DATA PROVIDED start
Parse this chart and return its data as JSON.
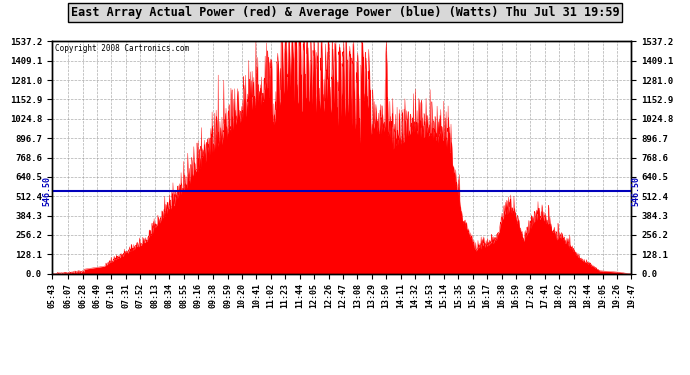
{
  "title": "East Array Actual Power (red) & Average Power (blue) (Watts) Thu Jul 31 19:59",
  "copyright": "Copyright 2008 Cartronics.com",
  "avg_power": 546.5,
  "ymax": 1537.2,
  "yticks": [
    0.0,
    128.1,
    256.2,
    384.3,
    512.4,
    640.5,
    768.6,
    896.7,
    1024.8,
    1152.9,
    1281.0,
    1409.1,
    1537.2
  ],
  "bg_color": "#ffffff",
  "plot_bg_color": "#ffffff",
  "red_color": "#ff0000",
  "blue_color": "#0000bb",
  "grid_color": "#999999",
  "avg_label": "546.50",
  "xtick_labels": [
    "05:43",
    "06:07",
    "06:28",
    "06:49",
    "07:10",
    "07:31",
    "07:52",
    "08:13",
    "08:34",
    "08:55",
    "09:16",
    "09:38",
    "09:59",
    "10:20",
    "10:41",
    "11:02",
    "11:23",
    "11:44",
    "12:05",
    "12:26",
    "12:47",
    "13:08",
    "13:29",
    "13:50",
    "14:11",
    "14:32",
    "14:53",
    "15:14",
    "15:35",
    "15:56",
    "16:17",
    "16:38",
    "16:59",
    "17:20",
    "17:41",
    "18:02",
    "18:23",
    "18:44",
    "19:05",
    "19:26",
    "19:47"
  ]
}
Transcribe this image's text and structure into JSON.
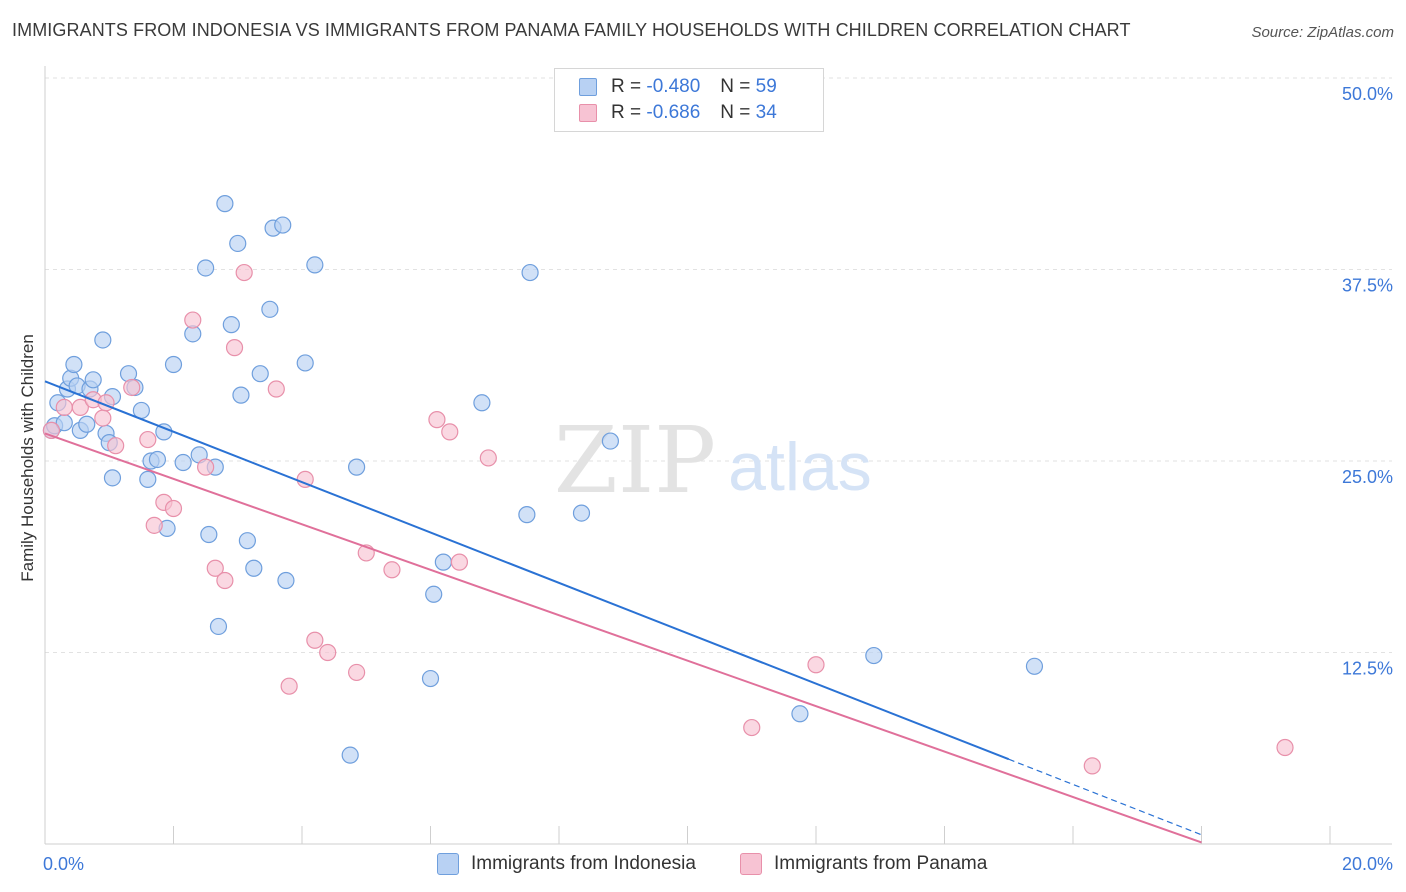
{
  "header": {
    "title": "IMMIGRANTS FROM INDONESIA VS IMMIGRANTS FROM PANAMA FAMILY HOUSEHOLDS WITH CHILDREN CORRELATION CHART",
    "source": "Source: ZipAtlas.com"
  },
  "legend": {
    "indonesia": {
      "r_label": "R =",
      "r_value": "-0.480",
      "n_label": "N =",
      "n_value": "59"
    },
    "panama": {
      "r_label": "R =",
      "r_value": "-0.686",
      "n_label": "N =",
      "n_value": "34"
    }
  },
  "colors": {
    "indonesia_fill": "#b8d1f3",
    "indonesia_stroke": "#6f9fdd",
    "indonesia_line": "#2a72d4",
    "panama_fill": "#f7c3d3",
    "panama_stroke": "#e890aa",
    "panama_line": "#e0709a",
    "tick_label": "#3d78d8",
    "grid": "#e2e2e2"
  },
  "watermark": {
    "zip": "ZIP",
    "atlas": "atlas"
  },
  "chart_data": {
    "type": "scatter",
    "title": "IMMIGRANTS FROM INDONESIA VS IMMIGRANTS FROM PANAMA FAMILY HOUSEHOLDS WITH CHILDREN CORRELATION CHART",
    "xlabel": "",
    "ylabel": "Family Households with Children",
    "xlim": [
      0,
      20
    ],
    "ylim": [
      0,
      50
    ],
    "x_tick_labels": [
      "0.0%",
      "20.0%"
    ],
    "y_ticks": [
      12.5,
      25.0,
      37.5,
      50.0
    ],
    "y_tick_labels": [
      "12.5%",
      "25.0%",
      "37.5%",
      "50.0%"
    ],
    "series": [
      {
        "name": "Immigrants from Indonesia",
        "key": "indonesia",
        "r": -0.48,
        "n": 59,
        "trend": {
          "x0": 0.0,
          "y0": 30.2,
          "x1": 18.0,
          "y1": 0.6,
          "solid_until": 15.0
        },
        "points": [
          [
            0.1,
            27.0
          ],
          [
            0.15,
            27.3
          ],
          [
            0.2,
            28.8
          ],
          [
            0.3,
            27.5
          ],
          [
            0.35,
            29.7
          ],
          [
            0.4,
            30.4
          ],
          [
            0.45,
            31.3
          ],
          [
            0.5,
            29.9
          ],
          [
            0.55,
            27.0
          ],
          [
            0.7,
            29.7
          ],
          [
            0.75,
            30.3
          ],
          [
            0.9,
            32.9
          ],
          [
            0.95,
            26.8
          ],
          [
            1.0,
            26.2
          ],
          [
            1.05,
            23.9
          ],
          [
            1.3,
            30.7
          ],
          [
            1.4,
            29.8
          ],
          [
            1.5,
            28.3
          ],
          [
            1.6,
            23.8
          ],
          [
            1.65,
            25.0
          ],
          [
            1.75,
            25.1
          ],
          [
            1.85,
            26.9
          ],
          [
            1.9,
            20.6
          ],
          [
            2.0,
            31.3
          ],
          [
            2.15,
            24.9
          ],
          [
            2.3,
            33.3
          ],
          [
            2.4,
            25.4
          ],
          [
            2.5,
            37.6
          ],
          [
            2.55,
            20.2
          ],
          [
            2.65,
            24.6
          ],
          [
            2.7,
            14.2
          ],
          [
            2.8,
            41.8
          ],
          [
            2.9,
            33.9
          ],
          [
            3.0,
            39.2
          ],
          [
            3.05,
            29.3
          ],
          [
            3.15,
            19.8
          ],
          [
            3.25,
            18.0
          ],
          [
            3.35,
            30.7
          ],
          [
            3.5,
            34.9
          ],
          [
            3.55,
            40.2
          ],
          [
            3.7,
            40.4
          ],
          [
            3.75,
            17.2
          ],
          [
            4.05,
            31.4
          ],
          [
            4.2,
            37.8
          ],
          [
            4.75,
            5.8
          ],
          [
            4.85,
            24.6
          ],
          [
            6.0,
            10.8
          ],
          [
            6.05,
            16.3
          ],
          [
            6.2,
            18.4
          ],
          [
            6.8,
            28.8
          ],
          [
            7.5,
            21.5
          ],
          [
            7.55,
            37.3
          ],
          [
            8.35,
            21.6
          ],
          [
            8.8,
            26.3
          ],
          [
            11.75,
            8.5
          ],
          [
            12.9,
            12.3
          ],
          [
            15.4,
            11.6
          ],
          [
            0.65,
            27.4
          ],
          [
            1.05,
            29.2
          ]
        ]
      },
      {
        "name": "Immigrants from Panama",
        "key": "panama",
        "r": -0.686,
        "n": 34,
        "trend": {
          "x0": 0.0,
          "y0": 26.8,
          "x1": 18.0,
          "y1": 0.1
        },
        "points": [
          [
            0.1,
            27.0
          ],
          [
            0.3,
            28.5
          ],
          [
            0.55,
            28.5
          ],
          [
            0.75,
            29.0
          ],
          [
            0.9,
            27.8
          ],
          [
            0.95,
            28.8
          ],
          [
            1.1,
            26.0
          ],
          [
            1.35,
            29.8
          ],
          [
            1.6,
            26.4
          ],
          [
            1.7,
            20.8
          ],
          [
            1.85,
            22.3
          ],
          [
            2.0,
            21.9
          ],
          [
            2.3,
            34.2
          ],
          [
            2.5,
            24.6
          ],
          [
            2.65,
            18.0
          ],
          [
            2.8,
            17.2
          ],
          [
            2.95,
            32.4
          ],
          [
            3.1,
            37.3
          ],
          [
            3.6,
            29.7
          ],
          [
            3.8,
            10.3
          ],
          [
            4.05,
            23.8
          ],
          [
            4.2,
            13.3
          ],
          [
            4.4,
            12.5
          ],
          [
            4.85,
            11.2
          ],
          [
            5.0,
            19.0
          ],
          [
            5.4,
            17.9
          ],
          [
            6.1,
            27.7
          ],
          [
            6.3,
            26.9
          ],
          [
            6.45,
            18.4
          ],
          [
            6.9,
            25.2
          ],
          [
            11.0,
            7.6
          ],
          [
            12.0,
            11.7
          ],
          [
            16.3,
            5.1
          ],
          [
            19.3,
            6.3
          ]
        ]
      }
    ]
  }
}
DATA PROVIDED end
(INSTRUCTION): Can you restate all the records above word for word while dropping the pictures?

(WRITTEN ANSWER):
Parse this chart and return its data as JSON.
{
  "title": "East Array Actual Power (red) & Average Power (blue) (Watts) Thu Jul 31 19:59",
  "copyright": "Copyright 2008 Cartronics.com",
  "avg_power": 546.5,
  "ymax": 1537.2,
  "yticks": [
    0.0,
    128.1,
    256.2,
    384.3,
    512.4,
    640.5,
    768.6,
    896.7,
    1024.8,
    1152.9,
    1281.0,
    1409.1,
    1537.2
  ],
  "bg_color": "#ffffff",
  "plot_bg_color": "#ffffff",
  "red_color": "#ff0000",
  "blue_color": "#0000bb",
  "grid_color": "#999999",
  "avg_label": "546.50",
  "xtick_labels": [
    "05:43",
    "06:07",
    "06:28",
    "06:49",
    "07:10",
    "07:31",
    "07:52",
    "08:13",
    "08:34",
    "08:55",
    "09:16",
    "09:38",
    "09:59",
    "10:20",
    "10:41",
    "11:02",
    "11:23",
    "11:44",
    "12:05",
    "12:26",
    "12:47",
    "13:08",
    "13:29",
    "13:50",
    "14:11",
    "14:32",
    "14:53",
    "15:14",
    "15:35",
    "15:56",
    "16:17",
    "16:38",
    "16:59",
    "17:20",
    "17:41",
    "18:02",
    "18:23",
    "18:44",
    "19:05",
    "19:26",
    "19:47"
  ]
}
Transcribe this image's text and structure into JSON.
{
  "header": {
    "title": "IMMIGRANTS FROM INDONESIA VS IMMIGRANTS FROM PANAMA FAMILY HOUSEHOLDS WITH CHILDREN CORRELATION CHART",
    "source": "Source: ZipAtlas.com"
  },
  "legend": {
    "indonesia": {
      "r_label": "R =",
      "r_value": "-0.480",
      "n_label": "N =",
      "n_value": "59"
    },
    "panama": {
      "r_label": "R =",
      "r_value": "-0.686",
      "n_label": "N =",
      "n_value": "34"
    }
  },
  "colors": {
    "indonesia_fill": "#b8d1f3",
    "indonesia_stroke": "#6f9fdd",
    "indonesia_line": "#2a72d4",
    "panama_fill": "#f7c3d3",
    "panama_stroke": "#e890aa",
    "panama_line": "#e0709a",
    "tick_label": "#3d78d8",
    "grid": "#e2e2e2"
  },
  "watermark": {
    "zip": "ZIP",
    "atlas": "atlas"
  },
  "chart_data": {
    "type": "scatter",
    "title": "IMMIGRANTS FROM INDONESIA VS IMMIGRANTS FROM PANAMA FAMILY HOUSEHOLDS WITH CHILDREN CORRELATION CHART",
    "xlabel": "",
    "ylabel": "Family Households with Children",
    "xlim": [
      0,
      20
    ],
    "ylim": [
      0,
      50
    ],
    "x_tick_labels": [
      "0.0%",
      "20.0%"
    ],
    "y_ticks": [
      12.5,
      25.0,
      37.5,
      50.0
    ],
    "y_tick_labels": [
      "12.5%",
      "25.0%",
      "37.5%",
      "50.0%"
    ],
    "series": [
      {
        "name": "Immigrants from Indonesia",
        "key": "indonesia",
        "r": -0.48,
        "n": 59,
        "trend": {
          "x0": 0.0,
          "y0": 30.2,
          "x1": 18.0,
          "y1": 0.6,
          "solid_until": 15.0
        },
        "points": [
          [
            0.1,
            27.0
          ],
          [
            0.15,
            27.3
          ],
          [
            0.2,
            28.8
          ],
          [
            0.3,
            27.5
          ],
          [
            0.35,
            29.7
          ],
          [
            0.4,
            30.4
          ],
          [
            0.45,
            31.3
          ],
          [
            0.5,
            29.9
          ],
          [
            0.55,
            27.0
          ],
          [
            0.7,
            29.7
          ],
          [
            0.75,
            30.3
          ],
          [
            0.9,
            32.9
          ],
          [
            0.95,
            26.8
          ],
          [
            1.0,
            26.2
          ],
          [
            1.05,
            23.9
          ],
          [
            1.3,
            30.7
          ],
          [
            1.4,
            29.8
          ],
          [
            1.5,
            28.3
          ],
          [
            1.6,
            23.8
          ],
          [
            1.65,
            25.0
          ],
          [
            1.75,
            25.1
          ],
          [
            1.85,
            26.9
          ],
          [
            1.9,
            20.6
          ],
          [
            2.0,
            31.3
          ],
          [
            2.15,
            24.9
          ],
          [
            2.3,
            33.3
          ],
          [
            2.4,
            25.4
          ],
          [
            2.5,
            37.6
          ],
          [
            2.55,
            20.2
          ],
          [
            2.65,
            24.6
          ],
          [
            2.7,
            14.2
          ],
          [
            2.8,
            41.8
          ],
          [
            2.9,
            33.9
          ],
          [
            3.0,
            39.2
          ],
          [
            3.05,
            29.3
          ],
          [
            3.15,
            19.8
          ],
          [
            3.25,
            18.0
          ],
          [
            3.35,
            30.7
          ],
          [
            3.5,
            34.9
          ],
          [
            3.55,
            40.2
          ],
          [
            3.7,
            40.4
          ],
          [
            3.75,
            17.2
          ],
          [
            4.05,
            31.4
          ],
          [
            4.2,
            37.8
          ],
          [
            4.75,
            5.8
          ],
          [
            4.85,
            24.6
          ],
          [
            6.0,
            10.8
          ],
          [
            6.05,
            16.3
          ],
          [
            6.2,
            18.4
          ],
          [
            6.8,
            28.8
          ],
          [
            7.5,
            21.5
          ],
          [
            7.55,
            37.3
          ],
          [
            8.35,
            21.6
          ],
          [
            8.8,
            26.3
          ],
          [
            11.75,
            8.5
          ],
          [
            12.9,
            12.3
          ],
          [
            15.4,
            11.6
          ],
          [
            0.65,
            27.4
          ],
          [
            1.05,
            29.2
          ]
        ]
      },
      {
        "name": "Immigrants from Panama",
        "key": "panama",
        "r": -0.686,
        "n": 34,
        "trend": {
          "x0": 0.0,
          "y0": 26.8,
          "x1": 18.0,
          "y1": 0.1
        },
        "points": [
          [
            0.1,
            27.0
          ],
          [
            0.3,
            28.5
          ],
          [
            0.55,
            28.5
          ],
          [
            0.75,
            29.0
          ],
          [
            0.9,
            27.8
          ],
          [
            0.95,
            28.8
          ],
          [
            1.1,
            26.0
          ],
          [
            1.35,
            29.8
          ],
          [
            1.6,
            26.4
          ],
          [
            1.7,
            20.8
          ],
          [
            1.85,
            22.3
          ],
          [
            2.0,
            21.9
          ],
          [
            2.3,
            34.2
          ],
          [
            2.5,
            24.6
          ],
          [
            2.65,
            18.0
          ],
          [
            2.8,
            17.2
          ],
          [
            2.95,
            32.4
          ],
          [
            3.1,
            37.3
          ],
          [
            3.6,
            29.7
          ],
          [
            3.8,
            10.3
          ],
          [
            4.05,
            23.8
          ],
          [
            4.2,
            13.3
          ],
          [
            4.4,
            12.5
          ],
          [
            4.85,
            11.2
          ],
          [
            5.0,
            19.0
          ],
          [
            5.4,
            17.9
          ],
          [
            6.1,
            27.7
          ],
          [
            6.3,
            26.9
          ],
          [
            6.45,
            18.4
          ],
          [
            6.9,
            25.2
          ],
          [
            11.0,
            7.6
          ],
          [
            12.0,
            11.7
          ],
          [
            16.3,
            5.1
          ],
          [
            19.3,
            6.3
          ]
        ]
      }
    ]
  }
}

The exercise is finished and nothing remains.